Saved entries:
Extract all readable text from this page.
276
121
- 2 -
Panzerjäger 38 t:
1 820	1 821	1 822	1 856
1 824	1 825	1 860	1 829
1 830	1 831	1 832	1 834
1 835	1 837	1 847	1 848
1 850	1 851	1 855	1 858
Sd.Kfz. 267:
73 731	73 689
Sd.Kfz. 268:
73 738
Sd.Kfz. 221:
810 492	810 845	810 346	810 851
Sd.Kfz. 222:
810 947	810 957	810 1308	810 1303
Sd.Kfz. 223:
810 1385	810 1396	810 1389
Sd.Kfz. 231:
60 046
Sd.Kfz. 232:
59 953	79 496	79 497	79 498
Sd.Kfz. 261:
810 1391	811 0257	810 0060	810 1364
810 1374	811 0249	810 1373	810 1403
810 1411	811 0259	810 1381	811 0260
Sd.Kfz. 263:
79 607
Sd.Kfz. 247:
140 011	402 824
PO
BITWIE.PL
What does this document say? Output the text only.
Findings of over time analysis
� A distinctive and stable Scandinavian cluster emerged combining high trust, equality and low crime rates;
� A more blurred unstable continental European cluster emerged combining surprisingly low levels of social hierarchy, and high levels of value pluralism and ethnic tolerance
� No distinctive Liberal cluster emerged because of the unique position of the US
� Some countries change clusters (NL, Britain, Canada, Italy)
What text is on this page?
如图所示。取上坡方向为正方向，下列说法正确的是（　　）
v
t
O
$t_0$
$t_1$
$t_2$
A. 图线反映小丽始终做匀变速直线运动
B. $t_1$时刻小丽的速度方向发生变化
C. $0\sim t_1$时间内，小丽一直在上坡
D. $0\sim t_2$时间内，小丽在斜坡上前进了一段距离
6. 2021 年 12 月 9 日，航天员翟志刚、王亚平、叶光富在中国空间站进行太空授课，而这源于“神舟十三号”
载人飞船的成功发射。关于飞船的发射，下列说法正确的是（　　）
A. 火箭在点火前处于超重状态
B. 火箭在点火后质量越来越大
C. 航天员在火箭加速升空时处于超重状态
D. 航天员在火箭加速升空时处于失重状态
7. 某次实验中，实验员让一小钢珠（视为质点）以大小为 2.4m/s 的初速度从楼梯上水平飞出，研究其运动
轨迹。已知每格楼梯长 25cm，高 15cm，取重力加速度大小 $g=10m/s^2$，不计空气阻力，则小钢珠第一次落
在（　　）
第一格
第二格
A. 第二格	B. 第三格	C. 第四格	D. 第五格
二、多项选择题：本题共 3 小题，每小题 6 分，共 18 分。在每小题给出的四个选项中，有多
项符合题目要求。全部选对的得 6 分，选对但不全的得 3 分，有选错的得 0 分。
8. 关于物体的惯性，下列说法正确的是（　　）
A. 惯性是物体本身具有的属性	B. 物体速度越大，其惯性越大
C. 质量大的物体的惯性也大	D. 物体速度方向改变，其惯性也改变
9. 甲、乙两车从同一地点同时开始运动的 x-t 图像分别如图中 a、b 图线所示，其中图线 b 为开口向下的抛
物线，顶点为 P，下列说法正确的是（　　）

Exercise brief: Count every line of the records that holds the string "high". Write only the total.

The completed task: 2